◆ Requirements ◆
Draw out every line with the word "وميـزان" from the listing below.

◆ Dataset entries ◆
------------------------------------------------------------------------
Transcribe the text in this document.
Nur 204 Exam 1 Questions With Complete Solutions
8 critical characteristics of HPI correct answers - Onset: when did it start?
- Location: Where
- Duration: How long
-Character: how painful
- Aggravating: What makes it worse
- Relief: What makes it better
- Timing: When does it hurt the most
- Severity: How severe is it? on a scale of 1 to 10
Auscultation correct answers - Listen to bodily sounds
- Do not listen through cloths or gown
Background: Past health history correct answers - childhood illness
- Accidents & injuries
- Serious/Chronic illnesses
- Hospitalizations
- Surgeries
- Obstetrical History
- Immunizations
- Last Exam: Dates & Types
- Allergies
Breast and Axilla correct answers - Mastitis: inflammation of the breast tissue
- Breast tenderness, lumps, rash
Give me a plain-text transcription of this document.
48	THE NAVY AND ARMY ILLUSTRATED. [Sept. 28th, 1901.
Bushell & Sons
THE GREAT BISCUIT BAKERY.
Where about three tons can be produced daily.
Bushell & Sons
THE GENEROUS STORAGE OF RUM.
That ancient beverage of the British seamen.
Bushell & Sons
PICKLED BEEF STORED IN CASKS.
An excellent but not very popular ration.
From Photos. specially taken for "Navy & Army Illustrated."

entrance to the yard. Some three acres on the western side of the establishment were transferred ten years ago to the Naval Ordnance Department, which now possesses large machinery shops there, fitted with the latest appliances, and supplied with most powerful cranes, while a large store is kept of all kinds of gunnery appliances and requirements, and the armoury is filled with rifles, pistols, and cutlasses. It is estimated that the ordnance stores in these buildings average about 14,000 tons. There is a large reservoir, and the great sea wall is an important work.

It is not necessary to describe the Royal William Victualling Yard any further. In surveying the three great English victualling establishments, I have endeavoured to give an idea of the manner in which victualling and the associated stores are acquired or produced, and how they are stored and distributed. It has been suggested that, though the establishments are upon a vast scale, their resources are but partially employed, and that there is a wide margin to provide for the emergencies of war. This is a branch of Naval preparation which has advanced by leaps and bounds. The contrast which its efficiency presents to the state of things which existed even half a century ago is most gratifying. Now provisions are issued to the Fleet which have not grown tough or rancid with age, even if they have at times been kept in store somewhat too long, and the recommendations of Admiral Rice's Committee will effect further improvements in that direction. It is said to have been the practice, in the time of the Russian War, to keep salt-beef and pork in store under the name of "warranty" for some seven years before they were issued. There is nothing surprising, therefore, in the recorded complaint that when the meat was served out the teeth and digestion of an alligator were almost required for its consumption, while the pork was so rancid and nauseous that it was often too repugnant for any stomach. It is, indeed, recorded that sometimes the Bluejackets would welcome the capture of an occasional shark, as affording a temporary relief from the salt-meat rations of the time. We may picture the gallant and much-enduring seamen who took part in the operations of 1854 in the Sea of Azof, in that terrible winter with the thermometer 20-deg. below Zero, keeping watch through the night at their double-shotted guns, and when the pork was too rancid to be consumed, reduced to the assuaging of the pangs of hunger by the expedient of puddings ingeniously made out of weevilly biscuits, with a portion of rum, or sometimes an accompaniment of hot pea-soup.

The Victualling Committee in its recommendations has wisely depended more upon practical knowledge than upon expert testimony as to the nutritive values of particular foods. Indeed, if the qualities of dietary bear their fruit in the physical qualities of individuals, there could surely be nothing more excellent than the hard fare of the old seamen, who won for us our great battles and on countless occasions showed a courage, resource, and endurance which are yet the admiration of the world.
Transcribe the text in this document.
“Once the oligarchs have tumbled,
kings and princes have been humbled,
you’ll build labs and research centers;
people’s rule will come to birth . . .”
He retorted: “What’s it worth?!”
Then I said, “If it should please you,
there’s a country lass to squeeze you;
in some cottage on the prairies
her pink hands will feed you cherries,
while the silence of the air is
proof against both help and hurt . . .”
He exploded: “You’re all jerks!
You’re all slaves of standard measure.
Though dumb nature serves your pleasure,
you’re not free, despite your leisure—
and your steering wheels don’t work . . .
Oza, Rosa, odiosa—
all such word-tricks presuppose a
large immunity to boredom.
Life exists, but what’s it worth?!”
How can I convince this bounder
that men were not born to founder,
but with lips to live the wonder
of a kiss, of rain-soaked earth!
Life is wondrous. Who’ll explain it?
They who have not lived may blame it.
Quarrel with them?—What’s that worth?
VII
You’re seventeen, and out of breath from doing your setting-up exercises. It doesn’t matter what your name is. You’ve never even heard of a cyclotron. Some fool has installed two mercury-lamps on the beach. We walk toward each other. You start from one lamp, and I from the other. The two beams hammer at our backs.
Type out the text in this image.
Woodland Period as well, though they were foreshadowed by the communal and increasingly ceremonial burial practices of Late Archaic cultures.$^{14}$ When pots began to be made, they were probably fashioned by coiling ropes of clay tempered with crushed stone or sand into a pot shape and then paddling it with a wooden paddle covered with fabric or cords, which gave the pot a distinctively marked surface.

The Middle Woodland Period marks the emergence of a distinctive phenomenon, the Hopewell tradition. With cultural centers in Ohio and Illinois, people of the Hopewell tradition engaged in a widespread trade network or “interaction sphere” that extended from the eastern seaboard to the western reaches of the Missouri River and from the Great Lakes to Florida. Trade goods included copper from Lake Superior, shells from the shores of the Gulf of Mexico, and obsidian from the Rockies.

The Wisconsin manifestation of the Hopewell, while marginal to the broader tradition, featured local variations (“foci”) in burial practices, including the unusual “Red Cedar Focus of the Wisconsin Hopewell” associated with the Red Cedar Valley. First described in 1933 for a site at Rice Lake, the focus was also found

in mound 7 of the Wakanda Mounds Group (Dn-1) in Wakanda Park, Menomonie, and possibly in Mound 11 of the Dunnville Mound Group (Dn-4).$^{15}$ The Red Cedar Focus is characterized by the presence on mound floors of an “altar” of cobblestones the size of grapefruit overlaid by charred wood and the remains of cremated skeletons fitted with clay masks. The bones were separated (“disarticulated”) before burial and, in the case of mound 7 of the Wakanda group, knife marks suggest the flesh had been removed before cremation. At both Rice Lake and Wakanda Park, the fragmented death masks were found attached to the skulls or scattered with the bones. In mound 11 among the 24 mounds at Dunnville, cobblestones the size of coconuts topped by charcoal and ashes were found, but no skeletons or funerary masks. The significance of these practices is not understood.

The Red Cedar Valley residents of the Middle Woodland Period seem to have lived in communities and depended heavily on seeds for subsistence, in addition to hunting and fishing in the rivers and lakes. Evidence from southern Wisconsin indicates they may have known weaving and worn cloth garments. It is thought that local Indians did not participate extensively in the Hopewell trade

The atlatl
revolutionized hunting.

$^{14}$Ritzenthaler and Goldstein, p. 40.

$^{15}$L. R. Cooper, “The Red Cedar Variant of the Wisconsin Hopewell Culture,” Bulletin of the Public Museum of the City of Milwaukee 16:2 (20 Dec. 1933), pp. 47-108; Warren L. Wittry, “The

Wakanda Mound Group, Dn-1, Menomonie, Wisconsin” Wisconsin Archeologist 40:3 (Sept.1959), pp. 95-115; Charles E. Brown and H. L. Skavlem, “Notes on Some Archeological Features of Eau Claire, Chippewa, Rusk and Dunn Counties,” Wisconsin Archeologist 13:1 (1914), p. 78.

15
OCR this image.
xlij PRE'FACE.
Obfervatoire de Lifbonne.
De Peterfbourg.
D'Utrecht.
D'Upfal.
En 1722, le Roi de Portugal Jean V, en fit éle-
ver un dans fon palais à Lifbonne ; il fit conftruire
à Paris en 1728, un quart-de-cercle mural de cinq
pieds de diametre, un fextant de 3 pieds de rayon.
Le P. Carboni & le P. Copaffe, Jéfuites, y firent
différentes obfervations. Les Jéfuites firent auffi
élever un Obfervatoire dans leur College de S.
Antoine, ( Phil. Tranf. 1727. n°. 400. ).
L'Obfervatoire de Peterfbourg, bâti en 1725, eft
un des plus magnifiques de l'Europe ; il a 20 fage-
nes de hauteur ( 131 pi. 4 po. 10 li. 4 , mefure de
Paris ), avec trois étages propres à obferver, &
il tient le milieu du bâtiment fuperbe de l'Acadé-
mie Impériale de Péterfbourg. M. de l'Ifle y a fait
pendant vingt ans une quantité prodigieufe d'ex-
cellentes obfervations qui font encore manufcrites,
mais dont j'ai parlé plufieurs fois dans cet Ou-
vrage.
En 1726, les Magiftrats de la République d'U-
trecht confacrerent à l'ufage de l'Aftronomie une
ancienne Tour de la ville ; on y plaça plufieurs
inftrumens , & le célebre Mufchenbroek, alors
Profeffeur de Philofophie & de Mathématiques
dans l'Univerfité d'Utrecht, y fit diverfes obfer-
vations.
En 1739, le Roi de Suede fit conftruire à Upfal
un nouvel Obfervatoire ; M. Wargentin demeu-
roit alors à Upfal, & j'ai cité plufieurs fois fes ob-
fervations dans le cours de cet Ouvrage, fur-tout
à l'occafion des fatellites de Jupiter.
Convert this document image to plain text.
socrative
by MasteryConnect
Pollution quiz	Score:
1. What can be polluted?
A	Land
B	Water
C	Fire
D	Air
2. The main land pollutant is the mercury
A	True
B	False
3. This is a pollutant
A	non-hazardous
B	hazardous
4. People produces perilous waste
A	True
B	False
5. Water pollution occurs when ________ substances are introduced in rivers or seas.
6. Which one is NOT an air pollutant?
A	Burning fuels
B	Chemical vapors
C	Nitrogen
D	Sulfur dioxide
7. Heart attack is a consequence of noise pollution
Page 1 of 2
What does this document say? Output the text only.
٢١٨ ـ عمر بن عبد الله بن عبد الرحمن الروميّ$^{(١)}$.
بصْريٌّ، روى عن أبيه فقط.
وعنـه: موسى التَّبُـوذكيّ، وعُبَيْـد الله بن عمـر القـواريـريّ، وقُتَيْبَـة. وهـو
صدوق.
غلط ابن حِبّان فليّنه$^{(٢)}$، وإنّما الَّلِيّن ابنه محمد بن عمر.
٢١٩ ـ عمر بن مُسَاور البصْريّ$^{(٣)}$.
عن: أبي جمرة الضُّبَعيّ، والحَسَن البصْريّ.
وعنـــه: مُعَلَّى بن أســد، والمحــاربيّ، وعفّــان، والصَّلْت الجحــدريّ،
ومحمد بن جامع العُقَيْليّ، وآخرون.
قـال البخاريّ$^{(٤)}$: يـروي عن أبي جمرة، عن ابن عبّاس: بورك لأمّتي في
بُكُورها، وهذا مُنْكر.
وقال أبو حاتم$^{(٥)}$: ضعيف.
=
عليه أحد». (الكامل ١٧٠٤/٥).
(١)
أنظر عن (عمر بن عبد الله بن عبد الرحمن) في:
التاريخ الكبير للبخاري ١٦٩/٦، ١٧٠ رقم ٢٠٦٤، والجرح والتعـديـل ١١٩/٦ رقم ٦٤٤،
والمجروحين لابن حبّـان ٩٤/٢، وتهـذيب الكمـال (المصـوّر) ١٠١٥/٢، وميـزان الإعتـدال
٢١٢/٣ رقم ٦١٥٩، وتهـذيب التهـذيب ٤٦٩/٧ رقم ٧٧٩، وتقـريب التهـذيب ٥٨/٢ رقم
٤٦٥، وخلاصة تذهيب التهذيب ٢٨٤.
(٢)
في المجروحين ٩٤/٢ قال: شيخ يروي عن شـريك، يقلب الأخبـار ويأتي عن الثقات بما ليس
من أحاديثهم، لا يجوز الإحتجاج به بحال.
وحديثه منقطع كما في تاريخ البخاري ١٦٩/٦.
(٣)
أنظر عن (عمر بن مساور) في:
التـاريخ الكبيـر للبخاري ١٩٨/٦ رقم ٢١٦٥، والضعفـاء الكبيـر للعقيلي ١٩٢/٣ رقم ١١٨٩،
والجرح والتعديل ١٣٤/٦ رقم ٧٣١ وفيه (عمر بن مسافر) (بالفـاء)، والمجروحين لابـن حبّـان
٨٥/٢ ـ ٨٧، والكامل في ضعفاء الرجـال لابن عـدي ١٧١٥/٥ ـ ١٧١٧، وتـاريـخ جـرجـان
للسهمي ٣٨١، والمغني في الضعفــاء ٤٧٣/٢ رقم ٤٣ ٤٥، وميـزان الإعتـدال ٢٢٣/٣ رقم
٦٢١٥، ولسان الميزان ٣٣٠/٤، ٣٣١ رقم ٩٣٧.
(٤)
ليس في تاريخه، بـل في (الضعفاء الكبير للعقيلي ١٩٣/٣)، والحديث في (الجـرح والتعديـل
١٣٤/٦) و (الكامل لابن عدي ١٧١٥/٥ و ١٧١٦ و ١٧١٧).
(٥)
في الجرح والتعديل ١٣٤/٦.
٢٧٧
------------------------------------------------------------------------
◆ Solution to the problem ◆
والمجروحين لابن حبّـان ٩٤/٢، وتهـذيب الكمـال (المصـوّر) ١٠١٥/٢، وميـزان الإعتـدال
للسهمي ٣٨١، والمغني في الضعفــاء ٤٧٣/٢ رقم ٤٣ ٤٥، وميـزان الإعتـدال ٢٢٣/٣ رقم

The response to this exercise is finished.